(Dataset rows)
────────────────────
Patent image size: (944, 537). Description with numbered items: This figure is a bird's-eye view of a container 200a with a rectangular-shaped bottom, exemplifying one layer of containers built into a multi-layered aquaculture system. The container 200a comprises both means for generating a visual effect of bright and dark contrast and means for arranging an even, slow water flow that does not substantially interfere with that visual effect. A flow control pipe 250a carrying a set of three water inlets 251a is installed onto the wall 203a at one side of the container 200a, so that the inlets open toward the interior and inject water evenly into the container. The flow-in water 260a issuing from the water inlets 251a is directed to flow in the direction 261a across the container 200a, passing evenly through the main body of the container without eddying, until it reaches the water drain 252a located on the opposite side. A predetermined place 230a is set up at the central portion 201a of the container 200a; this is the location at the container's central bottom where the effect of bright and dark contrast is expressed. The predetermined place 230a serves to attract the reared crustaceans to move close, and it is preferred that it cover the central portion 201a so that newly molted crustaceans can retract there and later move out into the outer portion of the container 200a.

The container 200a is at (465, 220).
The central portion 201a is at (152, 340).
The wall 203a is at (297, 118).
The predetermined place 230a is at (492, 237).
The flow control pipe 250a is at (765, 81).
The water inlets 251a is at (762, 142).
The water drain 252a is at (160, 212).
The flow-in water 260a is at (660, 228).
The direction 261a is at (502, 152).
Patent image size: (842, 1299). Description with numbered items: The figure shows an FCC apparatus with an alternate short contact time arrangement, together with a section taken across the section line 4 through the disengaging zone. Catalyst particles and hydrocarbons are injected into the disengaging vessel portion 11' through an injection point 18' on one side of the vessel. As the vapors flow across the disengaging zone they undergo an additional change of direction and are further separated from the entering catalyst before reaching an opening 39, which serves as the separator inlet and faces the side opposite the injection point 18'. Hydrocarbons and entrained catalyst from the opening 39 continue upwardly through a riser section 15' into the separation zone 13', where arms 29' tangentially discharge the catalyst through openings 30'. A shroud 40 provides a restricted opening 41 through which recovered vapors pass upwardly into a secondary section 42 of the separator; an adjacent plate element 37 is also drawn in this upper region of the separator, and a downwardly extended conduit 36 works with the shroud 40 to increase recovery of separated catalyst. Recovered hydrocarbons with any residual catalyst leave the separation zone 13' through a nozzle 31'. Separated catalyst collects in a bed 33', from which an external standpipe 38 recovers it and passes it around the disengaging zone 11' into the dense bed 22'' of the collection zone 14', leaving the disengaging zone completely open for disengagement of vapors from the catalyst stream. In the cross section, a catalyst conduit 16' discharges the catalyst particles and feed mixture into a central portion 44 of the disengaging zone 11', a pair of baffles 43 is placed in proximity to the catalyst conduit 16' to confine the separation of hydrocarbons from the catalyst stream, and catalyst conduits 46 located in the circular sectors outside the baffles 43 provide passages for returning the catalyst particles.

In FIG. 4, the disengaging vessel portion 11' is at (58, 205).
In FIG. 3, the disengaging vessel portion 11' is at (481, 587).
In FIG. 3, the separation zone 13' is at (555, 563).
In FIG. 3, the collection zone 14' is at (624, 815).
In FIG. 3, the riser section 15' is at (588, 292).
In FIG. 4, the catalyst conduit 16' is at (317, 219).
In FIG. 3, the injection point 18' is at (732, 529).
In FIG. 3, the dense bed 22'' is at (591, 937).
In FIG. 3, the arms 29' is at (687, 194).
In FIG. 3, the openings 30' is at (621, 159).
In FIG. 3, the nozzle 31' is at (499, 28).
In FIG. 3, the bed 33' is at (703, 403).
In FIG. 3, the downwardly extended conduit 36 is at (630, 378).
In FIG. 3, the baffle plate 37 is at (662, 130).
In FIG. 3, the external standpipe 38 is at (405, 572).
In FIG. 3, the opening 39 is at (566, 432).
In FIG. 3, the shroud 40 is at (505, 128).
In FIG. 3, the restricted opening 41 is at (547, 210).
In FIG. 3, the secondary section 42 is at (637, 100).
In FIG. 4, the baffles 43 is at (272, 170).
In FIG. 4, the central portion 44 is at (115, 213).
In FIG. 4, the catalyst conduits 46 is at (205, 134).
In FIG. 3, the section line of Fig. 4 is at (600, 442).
────────────────────
**Task prompt:** Reproduce every line of the records above verbatim, with no alterations.

**Solution to this task:**
Patent image size: (944, 537). Description with numbered items: This figure is a bird's-eye view of a container 200a with a rectangular-shaped bottom, exemplifying one layer of containers built into a multi-layered aquaculture system. The container 200a comprises both means for generating a visual effect of bright and dark contrast and means for arranging an even, slow water flow that does not substantially interfere with that visual effect. A flow control pipe 250a carrying a set of three water inlets 251a is installed onto the wall 203a at one side of the container 200a, so that the inlets open toward the interior and inject water evenly into the container. The flow-in water 260a issuing from the water inlets 251a is directed to flow in the direction 261a across the container 200a, passing evenly through the main body of the container without eddying, until it reaches the water drain 252a located on the opposite side. A predetermined place 230a is set up at the central portion 201a of the container 200a; this is the location at the container's central bottom where the effect of bright and dark contrast is expressed. The predetermined place 230a serves to attract the reared crustaceans to move close, and it is preferred that it cover the central portion 201a so that newly molted crustaceans can retract there and later move out into the outer portion of the container 200a.

The container 200a is at (465, 220).
The central portion 201a is at (152, 340).
The wall 203a is at (297, 118).
The predetermined place 230a is at (492, 237).
The flow control pipe 250a is at (765, 81).
The water inlets 251a is at (762, 142).
The water drain 252a is at (160, 212).
The flow-in water 260a is at (660, 228).
The direction 261a is at (502, 152).
Patent image size: (842, 1299). Description with numbered items: The figure shows an FCC apparatus with an alternate short contact time arrangement, together with a section taken across the section line 4 through the disengaging zone. Catalyst particles and hydrocarbons are injected into the disengaging vessel portion 11' through an injection point 18' on one side of the vessel. As the vapors flow across the disengaging zone they undergo an additional change of direction and are further separated from the entering catalyst before reaching an opening 39, which serves as the separator inlet and faces the side opposite the injection point 18'. Hydrocarbons and entrained catalyst from the opening 39 continue upwardly through a riser section 15' into the separation zone 13', where arms 29' tangentially discharge the catalyst through openings 30'. A shroud 40 provides a restricted opening 41 through which recovered vapors pass upwardly into a secondary section 42 of the separator; an adjacent plate element 37 is also drawn in this upper region of the separator, and a downwardly extended conduit 36 works with the shroud 40 to increase recovery of separated catalyst. Recovered hydrocarbons with any residual catalyst leave the separation zone 13' through a nozzle 31'. Separated catalyst collects in a bed 33', from which an external standpipe 38 recovers it and passes it around the disengaging zone 11' into the dense bed 22'' of the collection zone 14', leaving the disengaging zone completely open for disengagement of vapors from the catalyst stream. In the cross section, a catalyst conduit 16' discharges the catalyst particles and feed mixture into a central portion 44 of the disengaging zone 11', a pair of baffles 43 is placed in proximity to the catalyst conduit 16' to confine the separation of hydrocarbons from the catalyst stream, and catalyst conduits 46 located in the circular sectors outside the baffles 43 provide passages for returning the catalyst particles.

In FIG. 4, the disengaging vessel portion 11' is at (58, 205).
In FIG. 3, the disengaging vessel portion 11' is at (481, 587).
In FIG. 3, the separation zone 13' is at (555, 563).
In FIG. 3, the collection zone 14' is at (624, 815).
In FIG. 3, the riser section 15' is at (588, 292).
In FIG. 4, the catalyst conduit 16' is at (317, 219).
In FIG. 3, the injection point 18' is at (732, 529).
In FIG. 3, the dense bed 22'' is at (591, 937).
In FIG. 3, the arms 29' is at (687, 194).
In FIG. 3, the openings 30' is at (621, 159).
In FIG. 3, the nozzle 31' is at (499, 28).
In FIG. 3, the bed 33' is at (703, 403).
In FIG. 3, the downwardly extended conduit 36 is at (630, 378).
In FIG. 3, the baffle plate 37 is at (662, 130).
In FIG. 3, the external standpipe 38 is at (405, 572).
In FIG. 3, the opening 39 is at (566, 432).
In FIG. 3, the shroud 40 is at (505, 128).
In FIG. 3, the restricted opening 41 is at (547, 210).
In FIG. 3, the secondary section 42 is at (637, 100).
In FIG. 4, the baffles 43 is at (272, 170).
In FIG. 4, the central portion 44 is at (115, 213).
In FIG. 4, the catalyst conduits 46 is at (205, 134).
In FIG. 3, the section line of Fig. 4 is at (600, 442).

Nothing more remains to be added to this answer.